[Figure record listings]
────────────────────────────────────────
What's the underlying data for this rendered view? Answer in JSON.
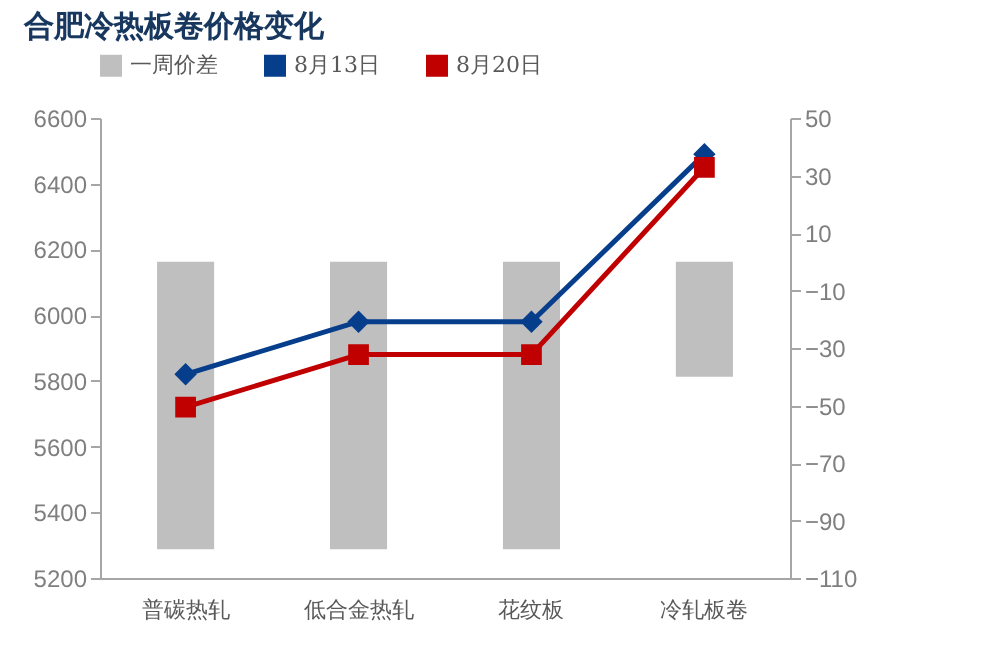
{
  "chart_data": {
    "type": "bar",
    "title": "合肥冷热板卷价格变化",
    "categories": [
      "普碳热轧",
      "低合金热轧",
      "花纹板",
      "冷轧板卷"
    ],
    "series": [
      {
        "name": "一周价差",
        "axis": "y2",
        "color": "#bfbfbf",
        "values": [
          -100,
          -100,
          -100,
          -40
        ]
      },
      {
        "name": "8月13日",
        "type": "line",
        "marker": "diamond",
        "color": "#063e8c",
        "values": [
          5820,
          5980,
          5980,
          6490
        ]
      },
      {
        "name": "8月20日",
        "type": "line",
        "marker": "square",
        "color": "#c00000",
        "values": [
          5720,
          5880,
          5880,
          6450
        ]
      }
    ],
    "ylim": [
      5200,
      6600
    ],
    "yticks": [
      5200,
      5400,
      5600,
      5800,
      6000,
      6200,
      6400,
      6600
    ],
    "y2lim": [
      -110,
      50
    ],
    "y2ticks": [
      -110,
      -90,
      -70,
      -50,
      -30,
      -10,
      10,
      30,
      50
    ],
    "grid": false,
    "legend": "top"
  }
}
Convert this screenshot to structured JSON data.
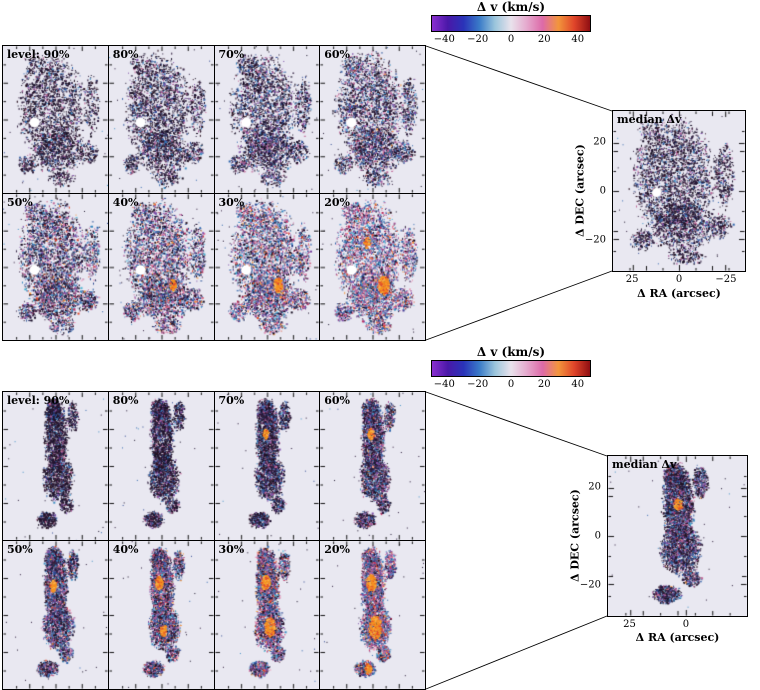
{
  "colors": {
    "page_bg": "#ffffff",
    "panel_bg": "#e9e8f1",
    "axis": "#000000",
    "colormap": [
      "#8a2fd0",
      "#4a18a8",
      "#2a33b8",
      "#3a7bc8",
      "#9cc6dc",
      "#e9e2ec",
      "#e5a9cd",
      "#dd6aa8",
      "#f2953c",
      "#e0452a",
      "#8f0e12"
    ],
    "speckle_dark": [
      "#181028",
      "#241533",
      "#2c1a3a",
      "#1c1426",
      "#332042",
      "#2a1220"
    ],
    "speckle_mid": [
      "#2a4590",
      "#2f66ad",
      "#3f8fc4",
      "#7e4fa8",
      "#a85898",
      "#476ba8",
      "#c06898"
    ],
    "speckle_bright": [
      "#e8799f",
      "#f2a0c4",
      "#f2953b",
      "#e2492a",
      "#4ab6d6",
      "#f5f2f6",
      "#c03060"
    ],
    "hotspot": "#f59120"
  },
  "figures": [
    {
      "colorbar": {
        "title": "Δ v (km/s)",
        "ticks": [
          "−40",
          "−20",
          "0",
          "20",
          "40"
        ]
      },
      "panels": [
        {
          "label": "level: 90%"
        },
        {
          "label": "80%"
        },
        {
          "label": "70%"
        },
        {
          "label": "60%"
        },
        {
          "label": "50%"
        },
        {
          "label": "40%"
        },
        {
          "label": "30%"
        },
        {
          "label": "20%"
        }
      ],
      "median": {
        "title": "median Δv",
        "x_label": "Δ RA (arcsec)",
        "y_label": "Δ DEC (arcsec)",
        "x_ticks": [
          "25",
          "0",
          "−25"
        ],
        "y_ticks": [
          "20",
          "0",
          "−20"
        ]
      }
    },
    {
      "colorbar": {
        "title": "Δ v (km/s)",
        "ticks": [
          "−40",
          "−20",
          "0",
          "20",
          "40"
        ]
      },
      "panels": [
        {
          "label": "level: 90%"
        },
        {
          "label": "80%"
        },
        {
          "label": "70%"
        },
        {
          "label": "60%"
        },
        {
          "label": "50%"
        },
        {
          "label": "40%"
        },
        {
          "label": "30%"
        },
        {
          "label": "20%"
        }
      ],
      "median": {
        "title": "median Δv",
        "x_label": "Δ RA (arcsec)",
        "y_label": "Δ DEC (arcsec)",
        "x_ticks": [
          "25",
          "0"
        ],
        "y_ticks": [
          "20",
          "0",
          "−20"
        ]
      }
    }
  ],
  "chart_data": [
    {
      "type": "heatmap",
      "title": "Δ v (km/s)",
      "colorbar": {
        "label": "Δ v (km/s)",
        "ticks": [
          -40,
          -20,
          0,
          20,
          40
        ],
        "range": [
          -48,
          48
        ]
      },
      "levels": [
        "90%",
        "80%",
        "70%",
        "60%",
        "50%",
        "40%",
        "30%",
        "20%"
      ],
      "median_map": {
        "title": "median Δv",
        "xlabel": "Δ RA (arcsec)",
        "ylabel": "Δ DEC (arcsec)",
        "x_ticks": [
          25,
          0,
          -25
        ],
        "y_ticks": [
          20,
          0,
          -20
        ],
        "x_range": [
          35,
          -35
        ],
        "y_range": [
          -35,
          35
        ]
      },
      "grid": false,
      "legend_position": "top-colorbar"
    },
    {
      "type": "heatmap",
      "title": "Δ v (km/s)",
      "colorbar": {
        "label": "Δ v (km/s)",
        "ticks": [
          -40,
          -20,
          0,
          20,
          40
        ],
        "range": [
          -48,
          48
        ]
      },
      "levels": [
        "90%",
        "80%",
        "70%",
        "60%",
        "50%",
        "40%",
        "30%",
        "20%"
      ],
      "median_map": {
        "title": "median Δv",
        "xlabel": "Δ RA (arcsec)",
        "ylabel": "Δ DEC (arcsec)",
        "x_ticks": [
          25,
          0
        ],
        "y_ticks": [
          20,
          0,
          -20
        ],
        "x_range": [
          35,
          -35
        ],
        "y_range": [
          -35,
          35
        ]
      },
      "grid": false,
      "legend_position": "top-colorbar"
    }
  ]
}
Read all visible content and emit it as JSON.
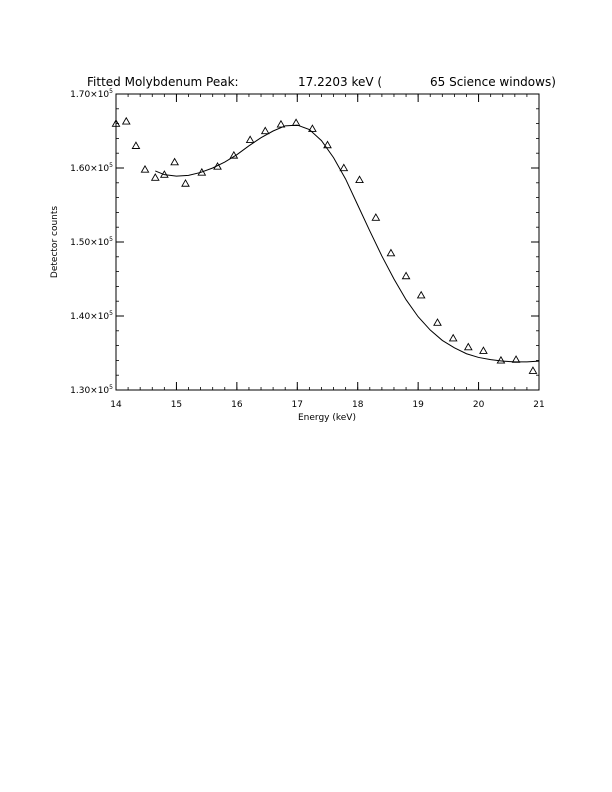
{
  "chart_data": {
    "type": "scatter",
    "title": {
      "part1": "Fitted Molybdenum Peak:",
      "part2": "17.2203 keV (",
      "part3": "65 Science windows)"
    },
    "xlabel": "Energy (keV)",
    "ylabel": "Detector counts",
    "xlim": [
      14,
      21
    ],
    "ylim": [
      130000,
      170000
    ],
    "x_ticks": [
      {
        "value": 14,
        "label": "14"
      },
      {
        "value": 15,
        "label": "15"
      },
      {
        "value": 16,
        "label": "16"
      },
      {
        "value": 17,
        "label": "17"
      },
      {
        "value": 18,
        "label": "18"
      },
      {
        "value": 19,
        "label": "19"
      },
      {
        "value": 20,
        "label": "20"
      },
      {
        "value": 21,
        "label": "21"
      }
    ],
    "y_ticks": [
      {
        "value": 130000,
        "mantissa": "1.30×10",
        "exp": "5"
      },
      {
        "value": 140000,
        "mantissa": "1.40×10",
        "exp": "5"
      },
      {
        "value": 150000,
        "mantissa": "1.50×10",
        "exp": "5"
      },
      {
        "value": 160000,
        "mantissa": "1.60×10",
        "exp": "5"
      },
      {
        "value": 170000,
        "mantissa": "1.70×10",
        "exp": "5"
      }
    ],
    "grid": false,
    "series": [
      {
        "kind": "points",
        "marker": "triangle",
        "x": [
          14.0,
          14.17,
          14.33,
          14.48,
          14.65,
          14.8,
          14.97,
          15.15,
          15.42,
          15.68,
          15.95,
          16.22,
          16.47,
          16.73,
          16.98,
          17.25,
          17.5,
          17.77,
          18.03,
          18.3,
          18.55,
          18.8,
          19.05,
          19.32,
          19.58,
          19.83,
          20.08,
          20.37,
          20.62,
          20.9
        ],
        "y": [
          166000,
          166300,
          163000,
          159800,
          158700,
          159100,
          160800,
          157900,
          159400,
          160200,
          161700,
          163800,
          165000,
          165900,
          166100,
          165300,
          163100,
          160000,
          158400,
          153300,
          148500,
          145400,
          142800,
          139100,
          137000,
          135800,
          135300,
          134000,
          134100,
          132600
        ]
      },
      {
        "kind": "fit",
        "x": [
          14.65,
          14.8,
          15.0,
          15.2,
          15.4,
          15.6,
          15.8,
          16.0,
          16.2,
          16.4,
          16.6,
          16.8,
          17.0,
          17.2,
          17.4,
          17.6,
          17.8,
          18.0,
          18.2,
          18.4,
          18.6,
          18.8,
          19.0,
          19.2,
          19.4,
          19.6,
          19.8,
          20.0,
          20.2,
          20.4,
          20.6,
          20.8,
          21.0
        ],
        "y": [
          159600,
          159100,
          158900,
          159000,
          159400,
          160000,
          160800,
          161800,
          163000,
          164100,
          165000,
          165700,
          165800,
          165200,
          163700,
          161400,
          158500,
          155000,
          151500,
          148100,
          145000,
          142200,
          139900,
          138100,
          136700,
          135700,
          134900,
          134400,
          134100,
          133900,
          133800,
          133800,
          133900
        ]
      }
    ]
  }
}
────────────────────────────────────────
• [Problem] Which lines contain "JSON"? Copy each of them.

• [Task solution]
What's the underlying data for this rendered view? Answer in JSON.
Convert this screenshot to structured JSON data.
Read all visible content and emit it as JSON.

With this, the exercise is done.